■ Problem to solve
Search the entries below. Return every line that has "Options" in it.

■ Data extract
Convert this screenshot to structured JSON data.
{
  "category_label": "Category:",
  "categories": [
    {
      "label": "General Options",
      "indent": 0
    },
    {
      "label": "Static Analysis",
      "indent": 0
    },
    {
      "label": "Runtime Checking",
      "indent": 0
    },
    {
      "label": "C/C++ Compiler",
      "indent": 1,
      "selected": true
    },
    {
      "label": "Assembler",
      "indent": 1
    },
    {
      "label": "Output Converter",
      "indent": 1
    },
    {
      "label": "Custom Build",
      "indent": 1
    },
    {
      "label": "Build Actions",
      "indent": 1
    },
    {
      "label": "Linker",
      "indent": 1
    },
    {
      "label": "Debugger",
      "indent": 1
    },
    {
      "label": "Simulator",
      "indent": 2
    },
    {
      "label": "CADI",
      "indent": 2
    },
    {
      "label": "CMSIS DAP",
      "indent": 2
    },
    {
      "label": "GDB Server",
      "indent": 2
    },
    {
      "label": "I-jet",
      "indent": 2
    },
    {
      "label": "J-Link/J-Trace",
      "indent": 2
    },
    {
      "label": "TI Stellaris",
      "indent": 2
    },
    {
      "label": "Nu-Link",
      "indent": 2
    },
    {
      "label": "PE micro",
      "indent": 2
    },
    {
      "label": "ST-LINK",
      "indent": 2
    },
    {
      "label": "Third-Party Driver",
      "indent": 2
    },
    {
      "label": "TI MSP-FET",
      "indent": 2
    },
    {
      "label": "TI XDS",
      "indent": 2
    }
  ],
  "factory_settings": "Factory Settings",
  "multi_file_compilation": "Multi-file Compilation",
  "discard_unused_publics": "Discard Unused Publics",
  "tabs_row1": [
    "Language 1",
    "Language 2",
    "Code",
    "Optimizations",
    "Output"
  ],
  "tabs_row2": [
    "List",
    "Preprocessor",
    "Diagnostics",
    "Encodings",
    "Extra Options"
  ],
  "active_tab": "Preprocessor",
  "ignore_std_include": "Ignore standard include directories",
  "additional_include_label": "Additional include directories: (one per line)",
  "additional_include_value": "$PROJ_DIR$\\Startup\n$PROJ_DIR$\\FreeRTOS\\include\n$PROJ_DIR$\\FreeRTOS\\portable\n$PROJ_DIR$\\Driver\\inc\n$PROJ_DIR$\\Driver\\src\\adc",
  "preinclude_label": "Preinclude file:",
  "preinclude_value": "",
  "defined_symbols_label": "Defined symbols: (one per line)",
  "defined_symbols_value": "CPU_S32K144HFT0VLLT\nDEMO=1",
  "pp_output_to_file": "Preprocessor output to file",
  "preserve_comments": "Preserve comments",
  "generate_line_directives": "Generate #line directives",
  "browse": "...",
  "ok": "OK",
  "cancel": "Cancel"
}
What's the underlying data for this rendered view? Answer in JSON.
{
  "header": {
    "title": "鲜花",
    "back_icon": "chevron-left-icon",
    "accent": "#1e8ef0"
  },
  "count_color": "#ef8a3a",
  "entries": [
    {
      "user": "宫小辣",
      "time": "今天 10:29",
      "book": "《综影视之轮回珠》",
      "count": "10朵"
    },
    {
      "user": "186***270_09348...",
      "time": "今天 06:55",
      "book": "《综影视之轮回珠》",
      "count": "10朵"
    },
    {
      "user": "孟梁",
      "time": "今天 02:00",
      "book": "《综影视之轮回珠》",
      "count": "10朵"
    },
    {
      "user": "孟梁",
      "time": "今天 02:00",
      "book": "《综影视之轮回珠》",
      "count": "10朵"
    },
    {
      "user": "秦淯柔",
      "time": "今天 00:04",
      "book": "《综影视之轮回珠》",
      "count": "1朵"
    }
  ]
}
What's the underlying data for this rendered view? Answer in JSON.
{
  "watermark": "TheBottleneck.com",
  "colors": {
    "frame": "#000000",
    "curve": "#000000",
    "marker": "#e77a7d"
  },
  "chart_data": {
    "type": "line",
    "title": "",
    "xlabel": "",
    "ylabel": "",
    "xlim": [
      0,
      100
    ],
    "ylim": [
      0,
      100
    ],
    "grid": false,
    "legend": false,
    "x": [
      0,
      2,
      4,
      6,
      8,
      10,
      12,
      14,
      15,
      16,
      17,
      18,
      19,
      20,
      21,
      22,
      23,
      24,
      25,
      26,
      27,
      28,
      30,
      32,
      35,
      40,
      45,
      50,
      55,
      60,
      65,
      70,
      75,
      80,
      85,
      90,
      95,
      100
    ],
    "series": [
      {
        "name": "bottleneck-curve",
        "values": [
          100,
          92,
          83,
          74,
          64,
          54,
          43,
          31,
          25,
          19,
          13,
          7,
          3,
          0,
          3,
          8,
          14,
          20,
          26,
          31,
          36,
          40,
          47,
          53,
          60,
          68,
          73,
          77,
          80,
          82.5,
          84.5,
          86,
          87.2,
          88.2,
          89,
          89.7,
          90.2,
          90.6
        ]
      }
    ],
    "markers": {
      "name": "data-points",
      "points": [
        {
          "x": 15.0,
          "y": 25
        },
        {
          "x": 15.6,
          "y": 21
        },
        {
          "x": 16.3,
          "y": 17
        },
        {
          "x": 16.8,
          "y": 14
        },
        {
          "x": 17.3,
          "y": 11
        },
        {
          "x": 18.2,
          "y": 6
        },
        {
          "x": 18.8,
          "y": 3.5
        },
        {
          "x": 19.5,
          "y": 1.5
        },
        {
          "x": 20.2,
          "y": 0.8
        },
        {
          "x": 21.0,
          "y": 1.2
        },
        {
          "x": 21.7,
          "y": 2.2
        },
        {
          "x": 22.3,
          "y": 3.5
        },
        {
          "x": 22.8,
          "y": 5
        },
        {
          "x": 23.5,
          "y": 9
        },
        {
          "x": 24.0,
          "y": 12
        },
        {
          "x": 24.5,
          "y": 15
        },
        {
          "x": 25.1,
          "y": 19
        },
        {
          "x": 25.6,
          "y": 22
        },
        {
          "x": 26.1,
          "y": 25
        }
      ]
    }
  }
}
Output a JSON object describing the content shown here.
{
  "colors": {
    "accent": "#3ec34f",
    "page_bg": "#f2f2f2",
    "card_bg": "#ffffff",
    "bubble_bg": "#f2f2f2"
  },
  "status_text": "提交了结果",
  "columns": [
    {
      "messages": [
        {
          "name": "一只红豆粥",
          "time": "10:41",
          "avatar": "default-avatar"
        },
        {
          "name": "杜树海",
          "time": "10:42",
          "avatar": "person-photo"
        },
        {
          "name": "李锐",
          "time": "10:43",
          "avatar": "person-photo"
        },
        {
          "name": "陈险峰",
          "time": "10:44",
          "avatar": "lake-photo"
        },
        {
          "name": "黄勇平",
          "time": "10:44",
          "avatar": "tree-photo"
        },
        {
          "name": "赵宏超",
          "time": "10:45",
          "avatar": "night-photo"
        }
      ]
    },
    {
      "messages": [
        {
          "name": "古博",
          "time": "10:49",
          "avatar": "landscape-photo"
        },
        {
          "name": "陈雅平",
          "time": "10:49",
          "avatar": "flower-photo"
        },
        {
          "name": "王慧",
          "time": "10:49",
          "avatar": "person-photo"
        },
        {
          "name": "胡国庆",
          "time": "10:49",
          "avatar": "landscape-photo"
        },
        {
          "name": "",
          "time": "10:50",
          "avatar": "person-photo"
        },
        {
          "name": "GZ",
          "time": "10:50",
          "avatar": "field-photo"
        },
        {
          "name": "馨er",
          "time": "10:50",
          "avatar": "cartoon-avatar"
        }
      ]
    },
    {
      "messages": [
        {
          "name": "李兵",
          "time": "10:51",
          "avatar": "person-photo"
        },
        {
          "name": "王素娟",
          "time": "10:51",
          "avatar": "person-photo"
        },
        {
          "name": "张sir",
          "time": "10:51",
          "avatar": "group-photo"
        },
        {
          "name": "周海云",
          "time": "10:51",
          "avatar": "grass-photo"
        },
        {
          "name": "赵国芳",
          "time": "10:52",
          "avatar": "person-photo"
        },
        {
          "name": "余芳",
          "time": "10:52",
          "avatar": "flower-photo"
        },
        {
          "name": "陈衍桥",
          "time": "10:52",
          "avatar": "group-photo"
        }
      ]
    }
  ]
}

■ Result
      "label": "General Options",
    "Extra Options"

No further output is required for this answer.